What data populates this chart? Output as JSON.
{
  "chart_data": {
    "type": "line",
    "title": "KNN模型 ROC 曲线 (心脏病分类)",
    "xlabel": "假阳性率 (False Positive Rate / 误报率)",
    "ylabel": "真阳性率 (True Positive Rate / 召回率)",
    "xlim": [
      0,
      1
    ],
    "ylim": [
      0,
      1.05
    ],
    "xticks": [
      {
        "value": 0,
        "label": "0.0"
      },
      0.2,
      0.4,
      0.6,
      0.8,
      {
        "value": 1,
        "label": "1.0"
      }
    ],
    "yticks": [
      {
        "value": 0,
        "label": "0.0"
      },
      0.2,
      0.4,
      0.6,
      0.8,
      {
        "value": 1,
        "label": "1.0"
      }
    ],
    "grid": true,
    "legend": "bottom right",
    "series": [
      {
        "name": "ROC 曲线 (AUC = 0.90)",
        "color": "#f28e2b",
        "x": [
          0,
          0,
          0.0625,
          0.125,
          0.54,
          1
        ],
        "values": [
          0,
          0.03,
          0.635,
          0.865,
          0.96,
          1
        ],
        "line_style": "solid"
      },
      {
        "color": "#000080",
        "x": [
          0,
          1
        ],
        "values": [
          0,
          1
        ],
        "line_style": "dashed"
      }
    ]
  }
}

────────────────────

* **EXERCISE OBJECTIVE**
Make an exact copy of the listing, including every line.

* **TASK RESULT**
What data populates this chart? Output as JSON.
{
  "chart_data": {
    "type": "line",
    "title": "KNN模型 ROC 曲线 (心脏病分类)",
    "xlabel": "假阳性率 (False Positive Rate / 误报率)",
    "ylabel": "真阳性率 (True Positive Rate / 召回率)",
    "xlim": [
      0,
      1
    ],
    "ylim": [
      0,
      1.05
    ],
    "xticks": [
      {
        "value": 0,
        "label": "0.0"
      },
      0.2,
      0.4,
      0.6,
      0.8,
      {
        "value": 1,
        "label": "1.0"
      }
    ],
    "yticks": [
      {
        "value": 0,
        "label": "0.0"
      },
      0.2,
      0.4,
      0.6,
      0.8,
      {
        "value": 1,
        "label": "1.0"
      }
    ],
    "grid": true,
    "legend": "bottom right",
    "series": [
      {
        "name": "ROC 曲线 (AUC = 0.90)",
        "color": "#f28e2b",
        "x": [
          0,
          0,
          0.0625,
          0.125,
          0.54,
          1
        ],
        "values": [
          0,
          0.03,
          0.635,
          0.865,
          0.96,
          1
        ],
        "line_style": "solid"
      },
      {
        "color": "#000080",
        "x": [
          0,
          1
        ],
        "values": [
          0,
          1
        ],
        "line_style": "dashed"
      }
    ]
  }
}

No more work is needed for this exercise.